Your objective: Which lines have the string "grid"? Copy all of them from the entries below.

Supplied material:
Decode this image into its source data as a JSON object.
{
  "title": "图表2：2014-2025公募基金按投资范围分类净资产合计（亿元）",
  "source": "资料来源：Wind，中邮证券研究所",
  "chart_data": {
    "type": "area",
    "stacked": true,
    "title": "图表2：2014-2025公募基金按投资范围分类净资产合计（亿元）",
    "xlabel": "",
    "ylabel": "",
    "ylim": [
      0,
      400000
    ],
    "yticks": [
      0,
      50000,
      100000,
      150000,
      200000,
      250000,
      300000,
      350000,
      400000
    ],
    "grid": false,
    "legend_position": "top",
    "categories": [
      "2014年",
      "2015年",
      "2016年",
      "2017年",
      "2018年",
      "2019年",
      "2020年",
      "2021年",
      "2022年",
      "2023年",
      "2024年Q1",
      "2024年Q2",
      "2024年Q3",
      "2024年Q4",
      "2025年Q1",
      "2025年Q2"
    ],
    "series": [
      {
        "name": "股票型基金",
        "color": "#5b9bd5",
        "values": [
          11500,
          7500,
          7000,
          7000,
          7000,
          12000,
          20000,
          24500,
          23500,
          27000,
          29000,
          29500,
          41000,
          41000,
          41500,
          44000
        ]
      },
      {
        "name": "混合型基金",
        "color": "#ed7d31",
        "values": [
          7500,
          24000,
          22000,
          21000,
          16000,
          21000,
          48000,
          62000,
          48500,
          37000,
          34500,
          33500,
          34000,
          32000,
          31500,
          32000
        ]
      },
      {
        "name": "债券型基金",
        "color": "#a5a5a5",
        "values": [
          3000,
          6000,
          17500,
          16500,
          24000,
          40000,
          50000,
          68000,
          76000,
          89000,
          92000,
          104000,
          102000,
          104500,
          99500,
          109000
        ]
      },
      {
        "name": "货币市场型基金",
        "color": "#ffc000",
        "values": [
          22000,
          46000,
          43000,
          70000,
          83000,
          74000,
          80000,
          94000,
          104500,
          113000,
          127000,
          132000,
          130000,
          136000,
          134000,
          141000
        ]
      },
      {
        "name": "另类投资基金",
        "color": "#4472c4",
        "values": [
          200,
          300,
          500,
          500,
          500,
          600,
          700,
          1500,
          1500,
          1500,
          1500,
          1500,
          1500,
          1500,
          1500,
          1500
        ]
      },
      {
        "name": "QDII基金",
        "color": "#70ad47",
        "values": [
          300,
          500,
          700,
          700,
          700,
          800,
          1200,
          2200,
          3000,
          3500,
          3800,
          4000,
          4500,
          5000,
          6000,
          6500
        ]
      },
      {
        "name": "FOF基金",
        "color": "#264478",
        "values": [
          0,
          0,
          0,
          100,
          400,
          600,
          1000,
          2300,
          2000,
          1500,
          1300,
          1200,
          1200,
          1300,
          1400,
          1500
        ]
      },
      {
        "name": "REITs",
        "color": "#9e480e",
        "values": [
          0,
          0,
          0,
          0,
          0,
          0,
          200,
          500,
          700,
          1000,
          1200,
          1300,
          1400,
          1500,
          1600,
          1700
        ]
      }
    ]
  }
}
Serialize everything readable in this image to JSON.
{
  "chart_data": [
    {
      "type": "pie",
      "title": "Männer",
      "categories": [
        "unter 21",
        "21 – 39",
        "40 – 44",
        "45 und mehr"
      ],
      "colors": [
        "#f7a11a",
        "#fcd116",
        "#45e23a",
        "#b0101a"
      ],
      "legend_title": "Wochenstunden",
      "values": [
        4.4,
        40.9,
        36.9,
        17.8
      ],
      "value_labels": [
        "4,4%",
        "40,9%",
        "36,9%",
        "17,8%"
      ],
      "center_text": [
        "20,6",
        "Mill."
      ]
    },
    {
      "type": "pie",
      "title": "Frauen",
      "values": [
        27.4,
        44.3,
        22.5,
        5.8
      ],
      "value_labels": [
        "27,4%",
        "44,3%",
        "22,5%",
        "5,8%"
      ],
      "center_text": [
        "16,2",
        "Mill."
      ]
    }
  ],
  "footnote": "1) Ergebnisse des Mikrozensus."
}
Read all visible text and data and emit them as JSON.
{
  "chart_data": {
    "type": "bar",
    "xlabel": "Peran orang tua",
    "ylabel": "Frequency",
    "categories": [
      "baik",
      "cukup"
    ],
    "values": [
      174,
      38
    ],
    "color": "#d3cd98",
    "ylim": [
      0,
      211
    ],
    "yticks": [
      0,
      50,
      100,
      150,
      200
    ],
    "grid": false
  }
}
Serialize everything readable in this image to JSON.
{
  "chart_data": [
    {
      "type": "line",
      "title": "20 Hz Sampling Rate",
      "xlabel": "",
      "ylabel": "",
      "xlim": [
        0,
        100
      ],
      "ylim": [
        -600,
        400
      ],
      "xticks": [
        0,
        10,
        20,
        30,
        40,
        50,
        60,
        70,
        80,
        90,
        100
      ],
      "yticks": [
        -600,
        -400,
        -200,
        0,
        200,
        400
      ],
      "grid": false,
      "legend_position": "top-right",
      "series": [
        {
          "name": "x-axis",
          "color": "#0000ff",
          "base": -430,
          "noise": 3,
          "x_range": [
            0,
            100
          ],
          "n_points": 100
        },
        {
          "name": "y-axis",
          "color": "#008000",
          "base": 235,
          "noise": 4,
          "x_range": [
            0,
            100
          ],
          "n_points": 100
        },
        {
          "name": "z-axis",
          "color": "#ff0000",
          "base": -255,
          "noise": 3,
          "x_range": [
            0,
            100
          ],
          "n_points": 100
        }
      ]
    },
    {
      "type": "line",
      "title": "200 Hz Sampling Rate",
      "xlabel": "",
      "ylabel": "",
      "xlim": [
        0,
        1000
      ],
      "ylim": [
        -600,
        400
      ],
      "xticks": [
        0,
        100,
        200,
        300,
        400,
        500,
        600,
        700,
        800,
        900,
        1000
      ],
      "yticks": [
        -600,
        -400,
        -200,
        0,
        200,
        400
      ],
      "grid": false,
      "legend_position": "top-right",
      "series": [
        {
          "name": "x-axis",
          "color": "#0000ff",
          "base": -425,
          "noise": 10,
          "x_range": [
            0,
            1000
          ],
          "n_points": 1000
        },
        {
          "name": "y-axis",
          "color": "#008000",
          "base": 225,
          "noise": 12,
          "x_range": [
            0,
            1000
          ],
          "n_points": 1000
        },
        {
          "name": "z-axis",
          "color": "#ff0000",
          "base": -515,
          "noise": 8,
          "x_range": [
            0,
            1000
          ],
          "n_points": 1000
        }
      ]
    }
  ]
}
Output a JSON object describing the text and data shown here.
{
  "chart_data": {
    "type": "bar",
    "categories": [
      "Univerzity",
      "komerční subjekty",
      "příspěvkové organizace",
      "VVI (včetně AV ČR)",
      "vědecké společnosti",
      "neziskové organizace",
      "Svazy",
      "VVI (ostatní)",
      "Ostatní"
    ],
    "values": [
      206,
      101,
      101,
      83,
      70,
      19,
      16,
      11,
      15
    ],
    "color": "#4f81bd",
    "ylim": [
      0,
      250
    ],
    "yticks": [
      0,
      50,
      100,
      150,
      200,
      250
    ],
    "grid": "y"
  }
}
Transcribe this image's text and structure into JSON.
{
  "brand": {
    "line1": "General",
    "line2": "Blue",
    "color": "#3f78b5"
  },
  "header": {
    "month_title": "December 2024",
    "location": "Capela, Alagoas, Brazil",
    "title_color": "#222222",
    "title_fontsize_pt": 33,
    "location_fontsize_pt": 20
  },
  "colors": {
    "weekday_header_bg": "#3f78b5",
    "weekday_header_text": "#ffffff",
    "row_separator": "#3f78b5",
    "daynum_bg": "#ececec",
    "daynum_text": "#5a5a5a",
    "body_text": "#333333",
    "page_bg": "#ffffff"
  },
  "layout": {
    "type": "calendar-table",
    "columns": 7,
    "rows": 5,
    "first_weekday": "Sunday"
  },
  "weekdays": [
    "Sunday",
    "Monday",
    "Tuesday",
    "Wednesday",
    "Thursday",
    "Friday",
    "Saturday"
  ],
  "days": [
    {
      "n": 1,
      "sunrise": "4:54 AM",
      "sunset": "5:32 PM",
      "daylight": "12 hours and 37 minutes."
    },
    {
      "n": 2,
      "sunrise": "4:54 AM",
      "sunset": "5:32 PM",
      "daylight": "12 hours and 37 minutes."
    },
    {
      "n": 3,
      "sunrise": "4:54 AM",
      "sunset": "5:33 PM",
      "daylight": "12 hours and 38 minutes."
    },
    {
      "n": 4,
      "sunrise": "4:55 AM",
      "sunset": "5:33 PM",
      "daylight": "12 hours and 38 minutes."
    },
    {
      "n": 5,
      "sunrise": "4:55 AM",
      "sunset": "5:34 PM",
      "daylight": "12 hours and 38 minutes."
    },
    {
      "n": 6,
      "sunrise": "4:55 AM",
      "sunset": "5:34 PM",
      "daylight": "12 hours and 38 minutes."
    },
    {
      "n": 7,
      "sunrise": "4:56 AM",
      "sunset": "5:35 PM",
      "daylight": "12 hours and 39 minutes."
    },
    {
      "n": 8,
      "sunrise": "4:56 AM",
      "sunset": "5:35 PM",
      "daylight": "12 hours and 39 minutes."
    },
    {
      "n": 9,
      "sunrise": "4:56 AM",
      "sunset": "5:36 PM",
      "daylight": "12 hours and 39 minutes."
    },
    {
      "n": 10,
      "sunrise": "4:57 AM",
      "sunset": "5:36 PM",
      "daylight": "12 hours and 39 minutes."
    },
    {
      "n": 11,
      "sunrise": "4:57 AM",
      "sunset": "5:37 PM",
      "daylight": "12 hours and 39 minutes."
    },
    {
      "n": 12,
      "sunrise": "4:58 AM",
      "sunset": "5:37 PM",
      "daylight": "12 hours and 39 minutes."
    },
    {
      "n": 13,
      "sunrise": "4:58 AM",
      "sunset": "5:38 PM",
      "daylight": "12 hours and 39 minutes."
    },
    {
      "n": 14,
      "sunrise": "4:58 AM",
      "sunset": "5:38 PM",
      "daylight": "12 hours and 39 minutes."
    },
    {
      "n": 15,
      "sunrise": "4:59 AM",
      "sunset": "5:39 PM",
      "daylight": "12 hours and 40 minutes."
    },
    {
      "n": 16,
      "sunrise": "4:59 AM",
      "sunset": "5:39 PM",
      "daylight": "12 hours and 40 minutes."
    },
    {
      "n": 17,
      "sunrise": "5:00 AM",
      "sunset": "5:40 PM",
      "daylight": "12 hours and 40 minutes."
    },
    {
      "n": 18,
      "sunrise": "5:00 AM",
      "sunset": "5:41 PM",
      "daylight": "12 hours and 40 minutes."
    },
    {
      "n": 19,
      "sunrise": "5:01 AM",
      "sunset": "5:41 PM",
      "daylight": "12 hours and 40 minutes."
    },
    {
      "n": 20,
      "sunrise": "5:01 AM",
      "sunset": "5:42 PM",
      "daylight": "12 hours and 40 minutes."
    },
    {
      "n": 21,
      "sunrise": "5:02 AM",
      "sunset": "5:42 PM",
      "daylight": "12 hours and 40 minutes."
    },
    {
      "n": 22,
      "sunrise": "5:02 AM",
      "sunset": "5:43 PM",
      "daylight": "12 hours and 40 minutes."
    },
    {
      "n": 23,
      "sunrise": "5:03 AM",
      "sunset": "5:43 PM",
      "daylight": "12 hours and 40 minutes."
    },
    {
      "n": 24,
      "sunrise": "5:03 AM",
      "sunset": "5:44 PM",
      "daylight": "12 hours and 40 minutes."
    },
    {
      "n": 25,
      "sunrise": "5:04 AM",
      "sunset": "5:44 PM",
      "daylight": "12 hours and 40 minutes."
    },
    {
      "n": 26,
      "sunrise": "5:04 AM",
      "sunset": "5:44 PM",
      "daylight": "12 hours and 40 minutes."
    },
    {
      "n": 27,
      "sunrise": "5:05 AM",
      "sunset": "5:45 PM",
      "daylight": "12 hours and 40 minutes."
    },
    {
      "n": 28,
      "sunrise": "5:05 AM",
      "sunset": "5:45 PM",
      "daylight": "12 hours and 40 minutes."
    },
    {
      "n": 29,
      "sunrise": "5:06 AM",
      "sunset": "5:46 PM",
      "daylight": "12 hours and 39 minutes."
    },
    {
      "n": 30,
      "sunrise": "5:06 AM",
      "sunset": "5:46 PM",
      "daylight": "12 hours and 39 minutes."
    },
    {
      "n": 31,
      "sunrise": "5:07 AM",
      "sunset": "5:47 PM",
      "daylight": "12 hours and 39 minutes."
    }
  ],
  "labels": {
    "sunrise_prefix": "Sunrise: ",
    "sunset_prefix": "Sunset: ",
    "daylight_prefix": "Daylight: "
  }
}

Task answer:
    "grid": false,
    "grid": false
      "grid": false,
      "grid": false,
    "grid": "y"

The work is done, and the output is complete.